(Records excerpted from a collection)
────────────────────

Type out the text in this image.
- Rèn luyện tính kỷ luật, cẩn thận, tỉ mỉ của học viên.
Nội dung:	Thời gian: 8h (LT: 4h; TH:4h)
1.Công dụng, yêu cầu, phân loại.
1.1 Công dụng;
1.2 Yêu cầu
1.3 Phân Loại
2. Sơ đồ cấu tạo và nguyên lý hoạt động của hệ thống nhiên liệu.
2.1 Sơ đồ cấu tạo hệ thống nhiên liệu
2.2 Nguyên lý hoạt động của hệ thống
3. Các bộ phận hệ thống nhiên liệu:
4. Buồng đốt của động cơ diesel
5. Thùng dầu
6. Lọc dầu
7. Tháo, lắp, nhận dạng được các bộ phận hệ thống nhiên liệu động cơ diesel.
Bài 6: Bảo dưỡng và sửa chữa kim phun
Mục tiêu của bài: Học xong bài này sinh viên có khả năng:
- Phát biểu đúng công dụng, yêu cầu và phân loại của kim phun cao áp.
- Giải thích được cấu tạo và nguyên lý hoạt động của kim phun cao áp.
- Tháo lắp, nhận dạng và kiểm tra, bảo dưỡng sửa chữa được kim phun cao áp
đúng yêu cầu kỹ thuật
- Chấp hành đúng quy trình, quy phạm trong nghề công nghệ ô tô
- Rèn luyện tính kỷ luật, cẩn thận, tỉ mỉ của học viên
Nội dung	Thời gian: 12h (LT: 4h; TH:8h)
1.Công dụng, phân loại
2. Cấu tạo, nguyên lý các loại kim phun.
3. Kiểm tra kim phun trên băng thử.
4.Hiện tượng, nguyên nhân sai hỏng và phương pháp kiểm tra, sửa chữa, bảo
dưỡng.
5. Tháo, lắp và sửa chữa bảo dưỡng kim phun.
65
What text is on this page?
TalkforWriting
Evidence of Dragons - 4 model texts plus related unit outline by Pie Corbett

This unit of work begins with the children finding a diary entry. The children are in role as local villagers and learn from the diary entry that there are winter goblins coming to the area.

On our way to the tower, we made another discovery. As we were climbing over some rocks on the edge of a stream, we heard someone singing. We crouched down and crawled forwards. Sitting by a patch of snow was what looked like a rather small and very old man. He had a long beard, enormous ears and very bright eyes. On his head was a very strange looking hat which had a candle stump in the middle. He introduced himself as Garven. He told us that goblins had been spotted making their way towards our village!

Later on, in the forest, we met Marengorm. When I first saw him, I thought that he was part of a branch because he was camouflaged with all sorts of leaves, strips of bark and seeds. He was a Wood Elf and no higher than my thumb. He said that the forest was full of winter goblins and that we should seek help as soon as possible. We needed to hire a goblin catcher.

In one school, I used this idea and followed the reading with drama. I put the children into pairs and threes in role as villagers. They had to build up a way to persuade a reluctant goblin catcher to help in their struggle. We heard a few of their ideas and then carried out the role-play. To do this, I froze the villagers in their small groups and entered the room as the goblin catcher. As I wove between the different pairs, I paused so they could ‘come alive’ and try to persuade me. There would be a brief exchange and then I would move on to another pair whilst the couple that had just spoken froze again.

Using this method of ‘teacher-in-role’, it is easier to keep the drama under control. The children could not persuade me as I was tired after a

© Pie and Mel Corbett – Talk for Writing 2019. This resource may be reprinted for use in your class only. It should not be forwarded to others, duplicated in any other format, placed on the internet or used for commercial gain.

────────────────────

Count every line in the entries above where the word "winter" appears; respond with the number alone.

2